** START **
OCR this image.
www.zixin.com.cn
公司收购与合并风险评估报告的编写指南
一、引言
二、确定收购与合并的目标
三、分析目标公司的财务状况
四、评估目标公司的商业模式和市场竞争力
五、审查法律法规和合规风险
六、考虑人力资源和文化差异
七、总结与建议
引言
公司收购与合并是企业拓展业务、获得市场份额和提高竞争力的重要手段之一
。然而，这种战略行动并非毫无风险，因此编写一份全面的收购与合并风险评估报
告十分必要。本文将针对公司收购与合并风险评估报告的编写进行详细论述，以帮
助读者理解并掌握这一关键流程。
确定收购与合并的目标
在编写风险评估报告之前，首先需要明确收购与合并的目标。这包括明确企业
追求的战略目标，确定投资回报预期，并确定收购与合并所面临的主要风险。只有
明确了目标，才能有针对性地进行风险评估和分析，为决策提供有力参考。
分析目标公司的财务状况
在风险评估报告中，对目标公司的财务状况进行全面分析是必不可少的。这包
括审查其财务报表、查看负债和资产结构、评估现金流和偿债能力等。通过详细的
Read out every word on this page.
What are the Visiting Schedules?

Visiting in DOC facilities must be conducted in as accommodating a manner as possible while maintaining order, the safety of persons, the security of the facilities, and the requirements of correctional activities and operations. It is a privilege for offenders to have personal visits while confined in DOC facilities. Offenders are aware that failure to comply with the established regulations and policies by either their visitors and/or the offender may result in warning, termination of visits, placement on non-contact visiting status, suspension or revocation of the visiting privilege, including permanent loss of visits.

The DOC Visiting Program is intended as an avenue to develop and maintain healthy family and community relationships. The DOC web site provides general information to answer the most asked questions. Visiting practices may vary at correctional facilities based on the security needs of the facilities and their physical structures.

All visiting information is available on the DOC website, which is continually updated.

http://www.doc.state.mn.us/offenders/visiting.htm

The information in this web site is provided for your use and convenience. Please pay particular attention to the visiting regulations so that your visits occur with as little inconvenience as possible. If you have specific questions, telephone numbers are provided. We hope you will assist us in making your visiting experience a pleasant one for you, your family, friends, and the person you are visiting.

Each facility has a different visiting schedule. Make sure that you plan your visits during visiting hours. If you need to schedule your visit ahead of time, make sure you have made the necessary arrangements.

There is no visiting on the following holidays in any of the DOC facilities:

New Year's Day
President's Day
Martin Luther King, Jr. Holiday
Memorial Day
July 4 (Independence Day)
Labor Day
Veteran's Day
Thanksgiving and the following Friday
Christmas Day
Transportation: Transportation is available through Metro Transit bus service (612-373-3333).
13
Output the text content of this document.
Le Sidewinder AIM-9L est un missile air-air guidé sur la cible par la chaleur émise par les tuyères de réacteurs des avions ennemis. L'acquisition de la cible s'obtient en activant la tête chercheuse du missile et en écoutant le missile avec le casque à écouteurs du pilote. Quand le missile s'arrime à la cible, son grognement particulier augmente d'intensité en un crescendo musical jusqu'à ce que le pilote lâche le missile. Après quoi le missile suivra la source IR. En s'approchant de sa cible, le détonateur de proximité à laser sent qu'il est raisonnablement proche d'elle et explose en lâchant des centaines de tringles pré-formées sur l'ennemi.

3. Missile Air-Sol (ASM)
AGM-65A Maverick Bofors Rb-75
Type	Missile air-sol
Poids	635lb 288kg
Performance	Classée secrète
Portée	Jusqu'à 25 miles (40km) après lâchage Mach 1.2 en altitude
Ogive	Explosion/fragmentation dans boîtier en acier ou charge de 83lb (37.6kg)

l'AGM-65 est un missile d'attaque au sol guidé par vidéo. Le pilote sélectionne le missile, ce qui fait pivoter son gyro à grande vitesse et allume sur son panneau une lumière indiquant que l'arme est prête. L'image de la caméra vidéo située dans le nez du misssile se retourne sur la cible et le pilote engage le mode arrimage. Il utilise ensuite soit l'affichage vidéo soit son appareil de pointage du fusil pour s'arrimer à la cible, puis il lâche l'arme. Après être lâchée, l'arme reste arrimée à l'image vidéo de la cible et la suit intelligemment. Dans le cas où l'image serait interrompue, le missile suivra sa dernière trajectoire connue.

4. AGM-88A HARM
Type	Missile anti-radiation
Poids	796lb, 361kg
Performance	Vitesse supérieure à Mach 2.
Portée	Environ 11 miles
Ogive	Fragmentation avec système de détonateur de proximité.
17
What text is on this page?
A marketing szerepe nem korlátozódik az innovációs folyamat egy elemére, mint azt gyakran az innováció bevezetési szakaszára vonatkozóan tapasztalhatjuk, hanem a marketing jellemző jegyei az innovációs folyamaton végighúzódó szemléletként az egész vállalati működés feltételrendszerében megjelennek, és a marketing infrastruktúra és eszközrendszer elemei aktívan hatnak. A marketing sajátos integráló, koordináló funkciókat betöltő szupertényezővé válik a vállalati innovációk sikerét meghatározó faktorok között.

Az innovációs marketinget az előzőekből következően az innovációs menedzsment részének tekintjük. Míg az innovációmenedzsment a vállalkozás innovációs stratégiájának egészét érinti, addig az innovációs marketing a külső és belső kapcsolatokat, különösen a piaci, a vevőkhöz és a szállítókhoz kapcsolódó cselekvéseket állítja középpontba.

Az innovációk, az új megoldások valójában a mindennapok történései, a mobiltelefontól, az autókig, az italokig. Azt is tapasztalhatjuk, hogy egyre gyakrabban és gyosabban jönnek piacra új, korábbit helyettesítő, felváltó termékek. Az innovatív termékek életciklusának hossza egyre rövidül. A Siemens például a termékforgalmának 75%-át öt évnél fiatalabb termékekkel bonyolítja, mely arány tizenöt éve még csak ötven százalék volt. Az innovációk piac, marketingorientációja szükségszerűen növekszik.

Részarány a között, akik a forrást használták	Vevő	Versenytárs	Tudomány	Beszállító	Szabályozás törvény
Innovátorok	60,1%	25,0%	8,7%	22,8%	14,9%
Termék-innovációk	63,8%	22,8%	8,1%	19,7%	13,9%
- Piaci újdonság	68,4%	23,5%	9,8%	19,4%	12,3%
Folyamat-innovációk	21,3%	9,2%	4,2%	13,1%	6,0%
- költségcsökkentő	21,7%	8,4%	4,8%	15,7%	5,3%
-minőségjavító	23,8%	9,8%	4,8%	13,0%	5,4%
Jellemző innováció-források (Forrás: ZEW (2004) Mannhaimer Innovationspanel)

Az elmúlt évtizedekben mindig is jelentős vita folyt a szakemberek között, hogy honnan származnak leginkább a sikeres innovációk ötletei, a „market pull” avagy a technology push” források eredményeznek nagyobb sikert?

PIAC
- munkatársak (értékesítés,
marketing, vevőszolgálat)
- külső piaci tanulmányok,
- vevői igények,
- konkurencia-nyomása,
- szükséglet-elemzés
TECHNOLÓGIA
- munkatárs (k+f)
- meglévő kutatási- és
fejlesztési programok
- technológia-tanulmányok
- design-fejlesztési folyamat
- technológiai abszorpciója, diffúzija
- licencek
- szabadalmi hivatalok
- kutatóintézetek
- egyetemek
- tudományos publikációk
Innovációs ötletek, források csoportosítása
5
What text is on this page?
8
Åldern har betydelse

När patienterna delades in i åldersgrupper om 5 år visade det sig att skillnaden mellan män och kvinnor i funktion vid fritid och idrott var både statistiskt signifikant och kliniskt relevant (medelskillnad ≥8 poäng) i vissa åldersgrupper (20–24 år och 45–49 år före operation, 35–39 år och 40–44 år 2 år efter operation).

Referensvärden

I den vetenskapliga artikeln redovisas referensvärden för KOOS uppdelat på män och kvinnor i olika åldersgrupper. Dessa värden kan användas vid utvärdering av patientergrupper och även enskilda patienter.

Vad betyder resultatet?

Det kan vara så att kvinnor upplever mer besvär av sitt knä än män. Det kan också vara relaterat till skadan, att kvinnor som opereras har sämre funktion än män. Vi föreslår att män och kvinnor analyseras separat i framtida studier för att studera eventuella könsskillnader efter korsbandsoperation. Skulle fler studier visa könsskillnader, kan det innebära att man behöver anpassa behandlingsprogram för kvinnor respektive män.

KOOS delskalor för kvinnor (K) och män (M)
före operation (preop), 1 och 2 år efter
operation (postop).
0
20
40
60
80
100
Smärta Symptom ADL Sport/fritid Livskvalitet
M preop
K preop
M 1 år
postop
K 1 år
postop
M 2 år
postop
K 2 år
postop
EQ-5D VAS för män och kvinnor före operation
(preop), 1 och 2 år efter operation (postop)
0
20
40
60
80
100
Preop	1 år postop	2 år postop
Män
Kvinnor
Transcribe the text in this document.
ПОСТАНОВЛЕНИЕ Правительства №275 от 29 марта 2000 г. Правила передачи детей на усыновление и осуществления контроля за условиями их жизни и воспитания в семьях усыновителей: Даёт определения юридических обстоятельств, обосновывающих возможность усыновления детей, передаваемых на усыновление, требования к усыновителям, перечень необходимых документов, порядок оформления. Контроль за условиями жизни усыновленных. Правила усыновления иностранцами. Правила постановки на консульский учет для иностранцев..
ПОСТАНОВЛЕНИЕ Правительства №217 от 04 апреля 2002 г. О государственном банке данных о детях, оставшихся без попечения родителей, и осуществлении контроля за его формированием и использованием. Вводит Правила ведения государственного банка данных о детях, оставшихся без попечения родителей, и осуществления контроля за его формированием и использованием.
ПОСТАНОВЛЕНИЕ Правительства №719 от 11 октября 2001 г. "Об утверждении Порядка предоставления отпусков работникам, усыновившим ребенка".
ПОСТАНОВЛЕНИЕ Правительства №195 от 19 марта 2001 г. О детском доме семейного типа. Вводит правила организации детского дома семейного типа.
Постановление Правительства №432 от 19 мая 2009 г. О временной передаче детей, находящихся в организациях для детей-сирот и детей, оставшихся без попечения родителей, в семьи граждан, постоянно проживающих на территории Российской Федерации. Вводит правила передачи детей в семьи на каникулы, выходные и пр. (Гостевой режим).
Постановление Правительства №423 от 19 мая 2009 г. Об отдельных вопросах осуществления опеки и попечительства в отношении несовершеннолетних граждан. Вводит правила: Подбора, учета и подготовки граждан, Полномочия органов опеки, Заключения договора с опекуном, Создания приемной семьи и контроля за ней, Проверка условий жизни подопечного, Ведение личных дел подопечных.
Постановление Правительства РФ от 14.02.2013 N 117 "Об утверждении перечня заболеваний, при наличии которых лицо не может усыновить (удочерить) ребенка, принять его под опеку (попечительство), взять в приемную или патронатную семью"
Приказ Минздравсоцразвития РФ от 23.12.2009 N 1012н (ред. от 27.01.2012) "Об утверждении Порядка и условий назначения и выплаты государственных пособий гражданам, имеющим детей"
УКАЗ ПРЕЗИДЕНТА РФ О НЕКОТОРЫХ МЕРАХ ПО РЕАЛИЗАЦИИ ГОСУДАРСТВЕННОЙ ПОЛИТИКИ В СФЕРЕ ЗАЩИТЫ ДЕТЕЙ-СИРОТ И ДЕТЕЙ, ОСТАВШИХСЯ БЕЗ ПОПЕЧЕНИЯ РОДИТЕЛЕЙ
** END **
#### [SHORT TASK]
List the lines that contain the word "források".

#### [COMPLETED TASK]
Jellemző innováció-források (Forrás: ZEW (2004) Mannhaimer Innovationspanel)
Az elmúlt évtizedekben mindig is jelentős vita folyt a szakemberek között, hogy honnan származnak leginkább a sikeres innovációk ötletei, a „market pull” avagy a technology push” források eredményeznek nagyobb sikert?
Innovációs ötletek, források csoportosítása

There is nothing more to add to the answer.